Excerpt from a dataset:

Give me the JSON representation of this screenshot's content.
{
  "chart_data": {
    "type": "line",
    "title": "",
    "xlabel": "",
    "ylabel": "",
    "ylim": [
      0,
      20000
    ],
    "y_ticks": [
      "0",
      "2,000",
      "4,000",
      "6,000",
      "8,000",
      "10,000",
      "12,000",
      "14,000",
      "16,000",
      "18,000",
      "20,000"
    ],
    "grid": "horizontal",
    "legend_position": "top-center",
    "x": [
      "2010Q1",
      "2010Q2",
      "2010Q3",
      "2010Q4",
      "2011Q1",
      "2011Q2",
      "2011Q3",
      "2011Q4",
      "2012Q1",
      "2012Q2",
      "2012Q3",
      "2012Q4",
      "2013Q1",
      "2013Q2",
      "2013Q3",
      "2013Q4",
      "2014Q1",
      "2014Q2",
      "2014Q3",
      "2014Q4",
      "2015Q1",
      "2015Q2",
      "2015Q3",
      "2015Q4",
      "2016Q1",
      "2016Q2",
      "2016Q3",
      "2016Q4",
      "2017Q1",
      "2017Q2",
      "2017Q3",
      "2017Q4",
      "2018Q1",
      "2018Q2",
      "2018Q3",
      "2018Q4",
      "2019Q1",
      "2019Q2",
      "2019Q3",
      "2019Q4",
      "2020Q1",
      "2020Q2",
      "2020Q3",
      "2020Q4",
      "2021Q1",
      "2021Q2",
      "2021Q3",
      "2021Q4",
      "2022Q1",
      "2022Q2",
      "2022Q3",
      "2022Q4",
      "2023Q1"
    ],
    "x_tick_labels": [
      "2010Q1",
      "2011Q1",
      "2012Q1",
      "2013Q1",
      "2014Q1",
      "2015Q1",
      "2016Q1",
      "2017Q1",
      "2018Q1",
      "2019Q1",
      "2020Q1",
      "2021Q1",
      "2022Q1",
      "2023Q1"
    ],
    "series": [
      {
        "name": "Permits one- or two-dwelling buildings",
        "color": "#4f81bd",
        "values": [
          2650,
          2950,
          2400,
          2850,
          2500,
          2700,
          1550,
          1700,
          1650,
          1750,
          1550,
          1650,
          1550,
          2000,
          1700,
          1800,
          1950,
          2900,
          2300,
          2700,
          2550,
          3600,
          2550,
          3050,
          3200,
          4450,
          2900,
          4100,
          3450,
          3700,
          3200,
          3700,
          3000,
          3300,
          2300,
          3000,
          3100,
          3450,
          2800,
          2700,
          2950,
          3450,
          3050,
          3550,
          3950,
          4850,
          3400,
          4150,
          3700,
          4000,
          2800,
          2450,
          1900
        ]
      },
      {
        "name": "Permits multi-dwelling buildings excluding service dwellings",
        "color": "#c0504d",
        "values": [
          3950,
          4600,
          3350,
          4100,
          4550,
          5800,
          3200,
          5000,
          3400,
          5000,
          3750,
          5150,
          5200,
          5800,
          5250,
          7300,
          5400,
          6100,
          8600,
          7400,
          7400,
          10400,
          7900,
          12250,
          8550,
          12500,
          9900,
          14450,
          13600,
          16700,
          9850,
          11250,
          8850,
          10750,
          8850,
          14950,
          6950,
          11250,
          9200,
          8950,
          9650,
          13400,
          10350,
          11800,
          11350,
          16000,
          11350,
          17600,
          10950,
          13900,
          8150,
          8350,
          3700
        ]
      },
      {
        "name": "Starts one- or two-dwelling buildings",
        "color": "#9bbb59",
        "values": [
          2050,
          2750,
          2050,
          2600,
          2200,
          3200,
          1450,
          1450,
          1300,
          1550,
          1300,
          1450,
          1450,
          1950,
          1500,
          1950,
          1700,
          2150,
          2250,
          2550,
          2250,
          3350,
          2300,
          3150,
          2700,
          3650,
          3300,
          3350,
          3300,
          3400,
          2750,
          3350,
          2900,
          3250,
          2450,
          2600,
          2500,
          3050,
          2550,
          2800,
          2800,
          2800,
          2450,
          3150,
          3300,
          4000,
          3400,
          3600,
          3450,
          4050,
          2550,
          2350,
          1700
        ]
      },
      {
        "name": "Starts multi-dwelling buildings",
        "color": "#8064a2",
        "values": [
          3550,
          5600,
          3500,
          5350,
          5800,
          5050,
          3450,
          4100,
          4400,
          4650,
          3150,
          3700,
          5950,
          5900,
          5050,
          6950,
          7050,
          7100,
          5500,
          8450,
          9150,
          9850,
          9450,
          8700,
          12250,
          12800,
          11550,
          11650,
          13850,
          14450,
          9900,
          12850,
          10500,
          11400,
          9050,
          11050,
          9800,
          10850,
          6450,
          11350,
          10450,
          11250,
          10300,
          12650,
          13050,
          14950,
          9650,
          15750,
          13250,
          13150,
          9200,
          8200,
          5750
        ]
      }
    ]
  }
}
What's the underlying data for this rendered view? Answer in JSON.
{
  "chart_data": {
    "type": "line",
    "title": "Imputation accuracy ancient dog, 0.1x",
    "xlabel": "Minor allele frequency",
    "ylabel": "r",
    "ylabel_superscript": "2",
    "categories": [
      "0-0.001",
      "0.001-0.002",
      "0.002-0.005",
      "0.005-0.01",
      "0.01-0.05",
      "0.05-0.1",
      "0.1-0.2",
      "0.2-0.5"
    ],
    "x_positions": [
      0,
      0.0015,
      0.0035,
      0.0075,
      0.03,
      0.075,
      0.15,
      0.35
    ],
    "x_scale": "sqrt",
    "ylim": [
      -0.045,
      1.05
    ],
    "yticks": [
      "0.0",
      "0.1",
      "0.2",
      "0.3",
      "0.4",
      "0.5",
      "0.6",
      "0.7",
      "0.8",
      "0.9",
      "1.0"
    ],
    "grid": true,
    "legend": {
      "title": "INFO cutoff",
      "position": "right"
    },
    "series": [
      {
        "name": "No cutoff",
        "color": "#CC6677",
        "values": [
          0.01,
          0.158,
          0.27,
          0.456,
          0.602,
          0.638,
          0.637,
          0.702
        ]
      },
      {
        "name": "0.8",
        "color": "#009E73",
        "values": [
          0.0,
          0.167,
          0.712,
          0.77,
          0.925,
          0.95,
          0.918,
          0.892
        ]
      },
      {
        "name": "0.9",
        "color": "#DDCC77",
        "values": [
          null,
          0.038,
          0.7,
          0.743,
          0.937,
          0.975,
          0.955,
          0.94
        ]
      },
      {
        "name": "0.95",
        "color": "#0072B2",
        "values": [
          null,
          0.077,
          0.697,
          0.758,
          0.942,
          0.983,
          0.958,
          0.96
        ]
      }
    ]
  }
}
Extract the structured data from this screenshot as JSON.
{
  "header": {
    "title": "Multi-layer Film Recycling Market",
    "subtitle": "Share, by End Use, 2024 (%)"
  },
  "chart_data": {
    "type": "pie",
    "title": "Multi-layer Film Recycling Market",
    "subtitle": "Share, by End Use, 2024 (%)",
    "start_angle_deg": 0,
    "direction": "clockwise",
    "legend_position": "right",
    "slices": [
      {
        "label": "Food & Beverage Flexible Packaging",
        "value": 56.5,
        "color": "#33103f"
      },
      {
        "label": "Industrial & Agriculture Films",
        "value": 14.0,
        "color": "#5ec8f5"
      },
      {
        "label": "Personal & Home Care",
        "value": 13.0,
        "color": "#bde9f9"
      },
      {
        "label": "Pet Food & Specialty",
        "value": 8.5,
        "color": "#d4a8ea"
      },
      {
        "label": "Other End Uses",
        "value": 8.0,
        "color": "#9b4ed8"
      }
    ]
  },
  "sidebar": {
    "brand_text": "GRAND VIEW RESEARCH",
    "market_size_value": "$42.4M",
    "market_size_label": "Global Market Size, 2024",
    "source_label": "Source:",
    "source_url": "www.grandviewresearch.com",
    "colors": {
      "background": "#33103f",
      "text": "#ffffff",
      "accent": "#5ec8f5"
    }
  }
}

SHORT TASK:
Using the data above, reproduce every line exactly.

FULL OUTPUT:
Give me the JSON representation of this screenshot's content.
{
  "chart_data": {
    "type": "line",
    "title": "",
    "xlabel": "",
    "ylabel": "",
    "ylim": [
      0,
      20000
    ],
    "y_ticks": [
      "0",
      "2,000",
      "4,000",
      "6,000",
      "8,000",
      "10,000",
      "12,000",
      "14,000",
      "16,000",
      "18,000",
      "20,000"
    ],
    "grid": "horizontal",
    "legend_position": "top-center",
    "x": [
      "2010Q1",
      "2010Q2",
      "2010Q3",
      "2010Q4",
      "2011Q1",
      "2011Q2",
      "2011Q3",
      "2011Q4",
      "2012Q1",
      "2012Q2",
      "2012Q3",
      "2012Q4",
      "2013Q1",
      "2013Q2",
      "2013Q3",
      "2013Q4",
      "2014Q1",
      "2014Q2",
      "2014Q3",
      "2014Q4",
      "2015Q1",
      "2015Q2",
      "2015Q3",
      "2015Q4",
      "2016Q1",
      "2016Q2",
      "2016Q3",
      "2016Q4",
      "2017Q1",
      "2017Q2",
      "2017Q3",
      "2017Q4",
      "2018Q1",
      "2018Q2",
      "2018Q3",
      "2018Q4",
      "2019Q1",
      "2019Q2",
      "2019Q3",
      "2019Q4",
      "2020Q1",
      "2020Q2",
      "2020Q3",
      "2020Q4",
      "2021Q1",
      "2021Q2",
      "2021Q3",
      "2021Q4",
      "2022Q1",
      "2022Q2",
      "2022Q3",
      "2022Q4",
      "2023Q1"
    ],
    "x_tick_labels": [
      "2010Q1",
      "2011Q1",
      "2012Q1",
      "2013Q1",
      "2014Q1",
      "2015Q1",
      "2016Q1",
      "2017Q1",
      "2018Q1",
      "2019Q1",
      "2020Q1",
      "2021Q1",
      "2022Q1",
      "2023Q1"
    ],
    "series": [
      {
        "name": "Permits one- or two-dwelling buildings",
        "color": "#4f81bd",
        "values": [
          2650,
          2950,
          2400,
          2850,
          2500,
          2700,
          1550,
          1700,
          1650,
          1750,
          1550,
          1650,
          1550,
          2000,
          1700,
          1800,
          1950,
          2900,
          2300,
          2700,
          2550,
          3600,
          2550,
          3050,
          3200,
          4450,
          2900,
          4100,
          3450,
          3700,
          3200,
          3700,
          3000,
          3300,
          2300,
          3000,
          3100,
          3450,
          2800,
          2700,
          2950,
          3450,
          3050,
          3550,
          3950,
          4850,
          3400,
          4150,
          3700,
          4000,
          2800,
          2450,
          1900
        ]
      },
      {
        "name": "Permits multi-dwelling buildings excluding service dwellings",
        "color": "#c0504d",
        "values": [
          3950,
          4600,
          3350,
          4100,
          4550,
          5800,
          3200,
          5000,
          3400,
          5000,
          3750,
          5150,
          5200,
          5800,
          5250,
          7300,
          5400,
          6100,
          8600,
          7400,
          7400,
          10400,
          7900,
          12250,
          8550,
          12500,
          9900,
          14450,
          13600,
          16700,
          9850,
          11250,
          8850,
          10750,
          8850,
          14950,
          6950,
          11250,
          9200,
          8950,
          9650,
          13400,
          10350,
          11800,
          11350,
          16000,
          11350,
          17600,
          10950,
          13900,
          8150,
          8350,
          3700
        ]
      },
      {
        "name": "Starts one- or two-dwelling buildings",
        "color": "#9bbb59",
        "values": [
          2050,
          2750,
          2050,
          2600,
          2200,
          3200,
          1450,
          1450,
          1300,
          1550,
          1300,
          1450,
          1450,
          1950,
          1500,
          1950,
          1700,
          2150,
          2250,
          2550,
          2250,
          3350,
          2300,
          3150,
          2700,
          3650,
          3300,
          3350,
          3300,
          3400,
          2750,
          3350,
          2900,
          3250,
          2450,
          2600,
          2500,
          3050,
          2550,
          2800,
          2800,
          2800,
          2450,
          3150,
          3300,
          4000,
          3400,
          3600,
          3450,
          4050,
          2550,
          2350,
          1700
        ]
      },
      {
        "name": "Starts multi-dwelling buildings",
        "color": "#8064a2",
        "values": [
          3550,
          5600,
          3500,
          5350,
          5800,
          5050,
          3450,
          4100,
          4400,
          4650,
          3150,
          3700,
          5950,
          5900,
          5050,
          6950,
          7050,
          7100,
          5500,
          8450,
          9150,
          9850,
          9450,
          8700,
          12250,
          12800,
          11550,
          11650,
          13850,
          14450,
          9900,
          12850,
          10500,
          11400,
          9050,
          11050,
          9800,
          10850,
          6450,
          11350,
          10450,
          11250,
          10300,
          12650,
          13050,
          14950,
          9650,
          15750,
          13250,
          13150,
          9200,
          8200,
          5750
        ]
      }
    ]
  }
}
What's the underlying data for this rendered view? Answer in JSON.
{
  "chart_data": {
    "type": "line",
    "title": "Imputation accuracy ancient dog, 0.1x",
    "xlabel": "Minor allele frequency",
    "ylabel": "r",
    "ylabel_superscript": "2",
    "categories": [
      "0-0.001",
      "0.001-0.002",
      "0.002-0.005",
      "0.005-0.01",
      "0.01-0.05",
      "0.05-0.1",
      "0.1-0.2",
      "0.2-0.5"
    ],
    "x_positions": [
      0,
      0.0015,
      0.0035,
      0.0075,
      0.03,
      0.075,
      0.15,
      0.35
    ],
    "x_scale": "sqrt",
    "ylim": [
      -0.045,
      1.05
    ],
    "yticks": [
      "0.0",
      "0.1",
      "0.2",
      "0.3",
      "0.4",
      "0.5",
      "0.6",
      "0.7",
      "0.8",
      "0.9",
      "1.0"
    ],
    "grid": true,
    "legend": {
      "title": "INFO cutoff",
      "position": "right"
    },
    "series": [
      {
        "name": "No cutoff",
        "color": "#CC6677",
        "values": [
          0.01,
          0.158,
          0.27,
          0.456,
          0.602,
          0.638,
          0.637,
          0.702
        ]
      },
      {
        "name": "0.8",
        "color": "#009E73",
        "values": [
          0.0,
          0.167,
          0.712,
          0.77,
          0.925,
          0.95,
          0.918,
          0.892
        ]
      },
      {
        "name": "0.9",
        "color": "#DDCC77",
        "values": [
          null,
          0.038,
          0.7,
          0.743,
          0.937,
          0.975,
          0.955,
          0.94
        ]
      },
      {
        "name": "0.95",
        "color": "#0072B2",
        "values": [
          null,
          0.077,
          0.697,
          0.758,
          0.942,
          0.983,
          0.958,
          0.96
        ]
      }
    ]
  }
}
Extract the structured data from this screenshot as JSON.
{
  "header": {
    "title": "Multi-layer Film Recycling Market",
    "subtitle": "Share, by End Use, 2024 (%)"
  },
  "chart_data": {
    "type": "pie",
    "title": "Multi-layer Film Recycling Market",
    "subtitle": "Share, by End Use, 2024 (%)",
    "start_angle_deg": 0,
    "direction": "clockwise",
    "legend_position": "right",
    "slices": [
      {
        "label": "Food & Beverage Flexible Packaging",
        "value": 56.5,
        "color": "#33103f"
      },
      {
        "label": "Industrial & Agriculture Films",
        "value": 14.0,
        "color": "#5ec8f5"
      },
      {
        "label": "Personal & Home Care",
        "value": 13.0,
        "color": "#bde9f9"
      },
      {
        "label": "Pet Food & Specialty",
        "value": 8.5,
        "color": "#d4a8ea"
      },
      {
        "label": "Other End Uses",
        "value": 8.0,
        "color": "#9b4ed8"
      }
    ]
  },
  "sidebar": {
    "brand_text": "GRAND VIEW RESEARCH",
    "market_size_value": "$42.4M",
    "market_size_label": "Global Market Size, 2024",
    "source_label": "Source:",
    "source_url": "www.grandviewresearch.com",
    "colors": {
      "background": "#33103f",
      "text": "#ffffff",
      "accent": "#5ec8f5"
    }
  }
}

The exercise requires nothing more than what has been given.